▸ **WHAT TO PRODUCE**
Look for the word "quiz" in the entries below, then copy every line that has it.

#### INPUT ROWS

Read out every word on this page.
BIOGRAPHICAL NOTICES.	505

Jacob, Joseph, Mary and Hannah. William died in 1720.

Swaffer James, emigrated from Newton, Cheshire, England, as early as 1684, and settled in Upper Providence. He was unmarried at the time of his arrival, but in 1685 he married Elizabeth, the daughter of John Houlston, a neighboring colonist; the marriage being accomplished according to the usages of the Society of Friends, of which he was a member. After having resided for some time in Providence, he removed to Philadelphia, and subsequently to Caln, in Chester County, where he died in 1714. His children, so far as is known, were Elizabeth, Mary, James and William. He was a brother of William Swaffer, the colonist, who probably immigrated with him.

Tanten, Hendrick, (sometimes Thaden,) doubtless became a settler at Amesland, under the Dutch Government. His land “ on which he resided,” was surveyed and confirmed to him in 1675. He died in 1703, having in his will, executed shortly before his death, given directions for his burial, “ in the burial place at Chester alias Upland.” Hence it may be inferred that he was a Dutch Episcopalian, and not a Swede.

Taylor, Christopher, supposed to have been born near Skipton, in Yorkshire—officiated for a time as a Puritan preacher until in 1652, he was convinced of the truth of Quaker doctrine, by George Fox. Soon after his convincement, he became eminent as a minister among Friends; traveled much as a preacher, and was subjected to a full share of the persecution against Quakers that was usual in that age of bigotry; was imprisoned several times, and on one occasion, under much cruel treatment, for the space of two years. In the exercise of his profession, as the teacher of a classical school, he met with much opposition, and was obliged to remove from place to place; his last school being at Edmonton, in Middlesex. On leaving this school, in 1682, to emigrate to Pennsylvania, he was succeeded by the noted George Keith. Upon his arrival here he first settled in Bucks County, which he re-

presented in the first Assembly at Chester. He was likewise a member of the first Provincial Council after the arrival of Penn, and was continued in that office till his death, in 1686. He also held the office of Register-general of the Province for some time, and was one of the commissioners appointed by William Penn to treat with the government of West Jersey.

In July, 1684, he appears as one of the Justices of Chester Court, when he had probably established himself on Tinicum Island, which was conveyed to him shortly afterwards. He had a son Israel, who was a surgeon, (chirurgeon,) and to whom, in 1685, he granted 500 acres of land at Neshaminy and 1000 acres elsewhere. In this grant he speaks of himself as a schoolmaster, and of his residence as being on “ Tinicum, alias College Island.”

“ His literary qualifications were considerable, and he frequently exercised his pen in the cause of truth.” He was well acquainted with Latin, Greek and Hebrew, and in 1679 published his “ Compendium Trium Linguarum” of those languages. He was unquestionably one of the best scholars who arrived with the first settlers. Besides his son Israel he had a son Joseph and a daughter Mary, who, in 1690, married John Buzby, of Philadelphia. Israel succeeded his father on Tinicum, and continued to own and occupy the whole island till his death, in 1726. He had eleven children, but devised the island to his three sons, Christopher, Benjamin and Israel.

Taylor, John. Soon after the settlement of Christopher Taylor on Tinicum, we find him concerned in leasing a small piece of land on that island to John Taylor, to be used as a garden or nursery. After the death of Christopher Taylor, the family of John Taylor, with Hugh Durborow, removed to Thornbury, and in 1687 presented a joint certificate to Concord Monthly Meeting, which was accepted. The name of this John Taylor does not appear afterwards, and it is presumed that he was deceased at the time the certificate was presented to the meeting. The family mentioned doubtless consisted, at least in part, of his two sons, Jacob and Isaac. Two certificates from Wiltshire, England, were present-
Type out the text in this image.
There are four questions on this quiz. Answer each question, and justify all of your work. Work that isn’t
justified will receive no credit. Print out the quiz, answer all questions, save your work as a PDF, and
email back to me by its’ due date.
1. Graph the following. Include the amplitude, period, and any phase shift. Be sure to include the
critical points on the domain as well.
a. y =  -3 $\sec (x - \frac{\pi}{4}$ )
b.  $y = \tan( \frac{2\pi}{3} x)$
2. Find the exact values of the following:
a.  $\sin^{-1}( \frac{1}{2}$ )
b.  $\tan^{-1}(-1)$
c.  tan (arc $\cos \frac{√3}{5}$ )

########

▸ **TASK OUTPUT**
There are four questions on this quiz. Answer each question, and justify all of your work. Work that isn’t
justified will receive no credit. Print out the quiz, answer all questions, save your work as a PDF, and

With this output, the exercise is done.